• **Input records**
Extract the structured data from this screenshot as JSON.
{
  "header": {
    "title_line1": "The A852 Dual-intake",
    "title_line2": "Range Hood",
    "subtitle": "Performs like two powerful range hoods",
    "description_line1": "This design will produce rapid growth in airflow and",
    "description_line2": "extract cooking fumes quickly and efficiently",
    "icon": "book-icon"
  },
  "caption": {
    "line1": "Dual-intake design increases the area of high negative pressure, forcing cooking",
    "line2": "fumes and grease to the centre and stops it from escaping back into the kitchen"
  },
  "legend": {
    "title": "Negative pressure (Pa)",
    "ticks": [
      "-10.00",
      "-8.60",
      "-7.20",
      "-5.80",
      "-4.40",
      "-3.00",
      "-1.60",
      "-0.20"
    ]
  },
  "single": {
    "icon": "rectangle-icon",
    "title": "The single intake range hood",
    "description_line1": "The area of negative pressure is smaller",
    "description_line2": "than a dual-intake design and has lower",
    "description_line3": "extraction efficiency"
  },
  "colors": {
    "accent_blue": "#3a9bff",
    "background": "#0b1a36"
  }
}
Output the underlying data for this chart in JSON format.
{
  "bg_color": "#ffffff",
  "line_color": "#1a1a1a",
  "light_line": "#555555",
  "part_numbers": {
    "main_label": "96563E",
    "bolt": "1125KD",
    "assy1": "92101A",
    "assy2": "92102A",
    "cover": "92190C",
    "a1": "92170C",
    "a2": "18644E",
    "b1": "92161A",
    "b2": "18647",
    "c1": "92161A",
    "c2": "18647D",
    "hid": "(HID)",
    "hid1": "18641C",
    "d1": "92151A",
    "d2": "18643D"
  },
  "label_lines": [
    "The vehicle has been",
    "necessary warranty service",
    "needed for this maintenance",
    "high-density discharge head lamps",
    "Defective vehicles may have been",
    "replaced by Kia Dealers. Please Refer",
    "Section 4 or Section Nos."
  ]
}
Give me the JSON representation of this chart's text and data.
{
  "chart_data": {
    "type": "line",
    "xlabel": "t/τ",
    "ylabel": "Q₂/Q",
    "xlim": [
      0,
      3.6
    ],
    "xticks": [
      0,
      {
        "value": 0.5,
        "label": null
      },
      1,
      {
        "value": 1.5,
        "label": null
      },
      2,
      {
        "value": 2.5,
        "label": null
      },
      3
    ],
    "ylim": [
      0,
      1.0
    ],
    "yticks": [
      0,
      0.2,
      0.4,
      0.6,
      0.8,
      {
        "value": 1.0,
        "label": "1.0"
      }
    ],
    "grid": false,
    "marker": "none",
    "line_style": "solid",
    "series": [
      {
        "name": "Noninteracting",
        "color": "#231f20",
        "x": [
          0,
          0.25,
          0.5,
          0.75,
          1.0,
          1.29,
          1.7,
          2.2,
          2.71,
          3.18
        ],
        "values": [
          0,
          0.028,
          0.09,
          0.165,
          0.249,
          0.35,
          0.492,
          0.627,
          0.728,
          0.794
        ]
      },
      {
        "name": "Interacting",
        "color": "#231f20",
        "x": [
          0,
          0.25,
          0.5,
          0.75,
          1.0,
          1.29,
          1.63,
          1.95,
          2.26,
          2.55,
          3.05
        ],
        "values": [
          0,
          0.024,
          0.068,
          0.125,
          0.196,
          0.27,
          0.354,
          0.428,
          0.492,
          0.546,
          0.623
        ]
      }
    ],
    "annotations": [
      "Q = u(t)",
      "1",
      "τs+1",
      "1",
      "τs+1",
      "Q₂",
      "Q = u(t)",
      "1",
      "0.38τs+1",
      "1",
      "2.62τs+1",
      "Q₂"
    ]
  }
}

• **Task goal**
Take the entries and copy them out exactly.

• **Exercise answer**
Extract the structured data from this screenshot as JSON.
{
  "header": {
    "title_line1": "The A852 Dual-intake",
    "title_line2": "Range Hood",
    "subtitle": "Performs like two powerful range hoods",
    "description_line1": "This design will produce rapid growth in airflow and",
    "description_line2": "extract cooking fumes quickly and efficiently",
    "icon": "book-icon"
  },
  "caption": {
    "line1": "Dual-intake design increases the area of high negative pressure, forcing cooking",
    "line2": "fumes and grease to the centre and stops it from escaping back into the kitchen"
  },
  "legend": {
    "title": "Negative pressure (Pa)",
    "ticks": [
      "-10.00",
      "-8.60",
      "-7.20",
      "-5.80",
      "-4.40",
      "-3.00",
      "-1.60",
      "-0.20"
    ]
  },
  "single": {
    "icon": "rectangle-icon",
    "title": "The single intake range hood",
    "description_line1": "The area of negative pressure is smaller",
    "description_line2": "than a dual-intake design and has lower",
    "description_line3": "extraction efficiency"
  },
  "colors": {
    "accent_blue": "#3a9bff",
    "background": "#0b1a36"
  }
}
Output the underlying data for this chart in JSON format.
{
  "bg_color": "#ffffff",
  "line_color": "#1a1a1a",
  "light_line": "#555555",
  "part_numbers": {
    "main_label": "96563E",
    "bolt": "1125KD",
    "assy1": "92101A",
    "assy2": "92102A",
    "cover": "92190C",
    "a1": "92170C",
    "a2": "18644E",
    "b1": "92161A",
    "b2": "18647",
    "c1": "92161A",
    "c2": "18647D",
    "hid": "(HID)",
    "hid1": "18641C",
    "d1": "92151A",
    "d2": "18643D"
  },
  "label_lines": [
    "The vehicle has been",
    "necessary warranty service",
    "needed for this maintenance",
    "high-density discharge head lamps",
    "Defective vehicles may have been",
    "replaced by Kia Dealers. Please Refer",
    "Section 4 or Section Nos."
  ]
}
Give me the JSON representation of this chart's text and data.
{
  "chart_data": {
    "type": "line",
    "xlabel": "t/τ",
    "ylabel": "Q₂/Q",
    "xlim": [
      0,
      3.6
    ],
    "xticks": [
      0,
      {
        "value": 0.5,
        "label": null
      },
      1,
      {
        "value": 1.5,
        "label": null
      },
      2,
      {
        "value": 2.5,
        "label": null
      },
      3
    ],
    "ylim": [
      0,
      1.0
    ],
    "yticks": [
      0,
      0.2,
      0.4,
      0.6,
      0.8,
      {
        "value": 1.0,
        "label": "1.0"
      }
    ],
    "grid": false,
    "marker": "none",
    "line_style": "solid",
    "series": [
      {
        "name": "Noninteracting",
        "color": "#231f20",
        "x": [
          0,
          0.25,
          0.5,
          0.75,
          1.0,
          1.29,
          1.7,
          2.2,
          2.71,
          3.18
        ],
        "values": [
          0,
          0.028,
          0.09,
          0.165,
          0.249,
          0.35,
          0.492,
          0.627,
          0.728,
          0.794
        ]
      },
      {
        "name": "Interacting",
        "color": "#231f20",
        "x": [
          0,
          0.25,
          0.5,
          0.75,
          1.0,
          1.29,
          1.63,
          1.95,
          2.26,
          2.55,
          3.05
        ],
        "values": [
          0,
          0.024,
          0.068,
          0.125,
          0.196,
          0.27,
          0.354,
          0.428,
          0.492,
          0.546,
          0.623
        ]
      }
    ],
    "annotations": [
      "Q = u(t)",
      "1",
      "τs+1",
      "1",
      "τs+1",
      "Q₂",
      "Q = u(t)",
      "1",
      "0.38τs+1",
      "1",
      "2.62τs+1",
      "Q₂"
    ]
  }
}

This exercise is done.